Given problem
Duplicate the lines in the records below, beginning at the line containing "Find all labels, buttons, inputs, and" and stopping after the line containing "key-icon bbox=[356, 967, 372, 983]". Reproduce each one without changes.

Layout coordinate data

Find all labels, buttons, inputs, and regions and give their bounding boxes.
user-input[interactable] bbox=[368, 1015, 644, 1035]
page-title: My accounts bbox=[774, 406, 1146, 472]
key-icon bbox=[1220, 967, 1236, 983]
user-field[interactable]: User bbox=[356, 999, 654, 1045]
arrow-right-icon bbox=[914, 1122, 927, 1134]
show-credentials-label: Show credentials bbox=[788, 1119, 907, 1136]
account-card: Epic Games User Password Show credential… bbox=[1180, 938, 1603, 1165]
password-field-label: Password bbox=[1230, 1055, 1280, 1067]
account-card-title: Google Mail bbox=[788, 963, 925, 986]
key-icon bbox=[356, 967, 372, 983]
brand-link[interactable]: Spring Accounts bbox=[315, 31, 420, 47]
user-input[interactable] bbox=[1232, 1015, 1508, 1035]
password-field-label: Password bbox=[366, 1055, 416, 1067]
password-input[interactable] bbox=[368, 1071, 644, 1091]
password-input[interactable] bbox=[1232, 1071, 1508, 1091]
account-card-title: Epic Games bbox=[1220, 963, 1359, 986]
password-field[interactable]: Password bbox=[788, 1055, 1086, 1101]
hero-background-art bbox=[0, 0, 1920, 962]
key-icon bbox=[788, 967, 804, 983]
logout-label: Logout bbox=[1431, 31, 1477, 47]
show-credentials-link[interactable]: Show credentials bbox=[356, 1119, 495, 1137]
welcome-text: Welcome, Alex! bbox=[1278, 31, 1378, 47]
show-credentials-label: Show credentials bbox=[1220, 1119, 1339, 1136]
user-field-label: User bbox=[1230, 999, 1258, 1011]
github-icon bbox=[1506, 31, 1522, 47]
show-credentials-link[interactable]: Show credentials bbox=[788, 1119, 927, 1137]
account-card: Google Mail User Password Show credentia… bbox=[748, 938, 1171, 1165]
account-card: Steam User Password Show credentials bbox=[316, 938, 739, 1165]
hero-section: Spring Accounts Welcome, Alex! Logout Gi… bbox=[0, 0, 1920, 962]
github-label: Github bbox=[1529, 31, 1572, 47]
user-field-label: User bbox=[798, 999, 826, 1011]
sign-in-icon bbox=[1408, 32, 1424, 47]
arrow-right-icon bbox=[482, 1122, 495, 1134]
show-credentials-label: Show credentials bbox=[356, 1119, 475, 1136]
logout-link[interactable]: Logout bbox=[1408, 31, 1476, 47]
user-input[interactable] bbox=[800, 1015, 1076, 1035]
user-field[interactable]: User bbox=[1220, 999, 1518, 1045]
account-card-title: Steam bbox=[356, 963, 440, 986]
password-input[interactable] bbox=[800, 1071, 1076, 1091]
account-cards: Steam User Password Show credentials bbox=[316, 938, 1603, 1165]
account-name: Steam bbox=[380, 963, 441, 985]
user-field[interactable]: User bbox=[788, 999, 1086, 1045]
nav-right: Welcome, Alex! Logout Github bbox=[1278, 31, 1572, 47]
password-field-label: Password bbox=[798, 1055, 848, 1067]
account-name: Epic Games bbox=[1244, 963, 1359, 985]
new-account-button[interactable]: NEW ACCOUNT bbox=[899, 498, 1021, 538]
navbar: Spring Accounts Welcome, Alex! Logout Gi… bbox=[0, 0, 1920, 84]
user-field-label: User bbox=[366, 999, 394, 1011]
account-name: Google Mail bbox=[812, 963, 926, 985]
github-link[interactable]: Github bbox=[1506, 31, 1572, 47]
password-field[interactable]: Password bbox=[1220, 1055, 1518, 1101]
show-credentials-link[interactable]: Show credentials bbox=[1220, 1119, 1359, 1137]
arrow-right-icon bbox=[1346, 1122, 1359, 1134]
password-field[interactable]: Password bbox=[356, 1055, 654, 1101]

==

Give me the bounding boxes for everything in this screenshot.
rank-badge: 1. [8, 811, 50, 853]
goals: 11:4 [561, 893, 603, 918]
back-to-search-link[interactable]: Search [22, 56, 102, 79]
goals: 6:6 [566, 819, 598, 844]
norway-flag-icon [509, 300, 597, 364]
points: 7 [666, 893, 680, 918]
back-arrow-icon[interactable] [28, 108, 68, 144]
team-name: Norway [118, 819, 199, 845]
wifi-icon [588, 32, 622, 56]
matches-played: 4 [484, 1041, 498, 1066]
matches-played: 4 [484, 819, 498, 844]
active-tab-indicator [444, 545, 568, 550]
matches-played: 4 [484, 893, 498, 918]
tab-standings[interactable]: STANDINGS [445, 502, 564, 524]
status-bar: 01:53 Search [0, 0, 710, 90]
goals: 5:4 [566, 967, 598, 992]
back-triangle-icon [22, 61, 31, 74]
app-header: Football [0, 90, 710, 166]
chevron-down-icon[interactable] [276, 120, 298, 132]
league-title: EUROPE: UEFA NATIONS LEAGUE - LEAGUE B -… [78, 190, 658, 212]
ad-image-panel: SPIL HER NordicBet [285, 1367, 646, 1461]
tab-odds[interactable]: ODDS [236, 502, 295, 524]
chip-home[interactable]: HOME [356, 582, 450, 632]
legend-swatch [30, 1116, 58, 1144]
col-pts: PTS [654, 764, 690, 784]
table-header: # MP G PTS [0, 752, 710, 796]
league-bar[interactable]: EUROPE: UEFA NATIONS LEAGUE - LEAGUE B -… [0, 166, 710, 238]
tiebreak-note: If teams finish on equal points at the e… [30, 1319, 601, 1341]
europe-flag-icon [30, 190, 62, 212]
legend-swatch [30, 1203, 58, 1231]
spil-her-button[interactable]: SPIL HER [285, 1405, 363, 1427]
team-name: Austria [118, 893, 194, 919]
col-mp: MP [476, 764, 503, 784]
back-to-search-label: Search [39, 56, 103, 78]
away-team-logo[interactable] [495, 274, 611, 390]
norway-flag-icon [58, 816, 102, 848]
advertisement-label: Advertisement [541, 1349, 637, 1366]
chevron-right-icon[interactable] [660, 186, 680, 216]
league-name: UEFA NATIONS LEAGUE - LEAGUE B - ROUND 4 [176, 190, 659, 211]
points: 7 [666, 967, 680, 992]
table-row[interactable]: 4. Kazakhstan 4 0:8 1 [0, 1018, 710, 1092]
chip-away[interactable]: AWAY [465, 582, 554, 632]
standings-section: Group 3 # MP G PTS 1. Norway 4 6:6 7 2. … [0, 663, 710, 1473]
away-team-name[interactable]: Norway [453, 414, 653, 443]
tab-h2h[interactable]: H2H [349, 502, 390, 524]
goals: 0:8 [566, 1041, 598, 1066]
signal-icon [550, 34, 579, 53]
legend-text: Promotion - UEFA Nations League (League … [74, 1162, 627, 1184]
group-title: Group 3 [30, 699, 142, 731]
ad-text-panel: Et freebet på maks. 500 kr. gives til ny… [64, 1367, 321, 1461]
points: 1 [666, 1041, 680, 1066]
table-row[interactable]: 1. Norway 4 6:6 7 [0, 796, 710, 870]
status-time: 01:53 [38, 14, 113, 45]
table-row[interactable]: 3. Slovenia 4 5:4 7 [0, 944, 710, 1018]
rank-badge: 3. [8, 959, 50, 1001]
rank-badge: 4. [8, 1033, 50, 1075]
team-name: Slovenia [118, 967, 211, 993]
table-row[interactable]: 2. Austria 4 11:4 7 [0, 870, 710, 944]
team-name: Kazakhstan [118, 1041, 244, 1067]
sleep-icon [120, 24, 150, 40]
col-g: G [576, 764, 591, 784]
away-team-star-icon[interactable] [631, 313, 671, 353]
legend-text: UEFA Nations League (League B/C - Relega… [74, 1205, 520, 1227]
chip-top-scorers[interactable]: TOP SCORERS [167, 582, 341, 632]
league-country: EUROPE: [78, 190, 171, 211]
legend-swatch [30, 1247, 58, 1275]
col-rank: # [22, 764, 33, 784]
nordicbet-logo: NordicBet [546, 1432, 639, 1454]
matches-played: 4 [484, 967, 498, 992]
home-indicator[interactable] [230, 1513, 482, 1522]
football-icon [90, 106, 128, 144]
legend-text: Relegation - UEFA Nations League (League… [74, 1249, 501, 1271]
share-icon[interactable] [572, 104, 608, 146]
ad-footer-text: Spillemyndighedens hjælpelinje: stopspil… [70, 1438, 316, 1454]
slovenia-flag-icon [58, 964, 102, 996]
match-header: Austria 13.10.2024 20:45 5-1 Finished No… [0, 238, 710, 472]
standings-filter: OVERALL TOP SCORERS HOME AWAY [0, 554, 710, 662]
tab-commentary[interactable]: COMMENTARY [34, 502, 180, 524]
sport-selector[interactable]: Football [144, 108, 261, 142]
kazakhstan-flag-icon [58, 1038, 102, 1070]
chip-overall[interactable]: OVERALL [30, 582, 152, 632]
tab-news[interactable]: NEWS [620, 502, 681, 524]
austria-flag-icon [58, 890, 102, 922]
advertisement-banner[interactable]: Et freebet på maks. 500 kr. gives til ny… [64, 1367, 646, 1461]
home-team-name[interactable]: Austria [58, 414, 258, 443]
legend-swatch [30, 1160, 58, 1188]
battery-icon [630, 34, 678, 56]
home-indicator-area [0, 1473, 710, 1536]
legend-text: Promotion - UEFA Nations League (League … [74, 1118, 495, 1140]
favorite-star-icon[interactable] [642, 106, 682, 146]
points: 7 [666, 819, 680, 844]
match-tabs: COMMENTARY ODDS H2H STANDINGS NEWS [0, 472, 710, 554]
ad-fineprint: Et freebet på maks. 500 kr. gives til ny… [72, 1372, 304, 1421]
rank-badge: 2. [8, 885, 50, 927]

Correct response
Find all labels, buttons, inputs, and regions and give their bounding boxes.
user-input[interactable] bbox=[368, 1015, 644, 1035]
page-title: My accounts bbox=[774, 406, 1146, 472]
key-icon bbox=[1220, 967, 1236, 983]
user-field[interactable]: User bbox=[356, 999, 654, 1045]
arrow-right-icon bbox=[914, 1122, 927, 1134]
show-credentials-label: Show credentials bbox=[788, 1119, 907, 1136]
account-card: Epic Games User Password Show credential… bbox=[1180, 938, 1603, 1165]
password-field-label: Password bbox=[1230, 1055, 1280, 1067]
account-card-title: Google Mail bbox=[788, 963, 925, 986]
key-icon bbox=[356, 967, 372, 983]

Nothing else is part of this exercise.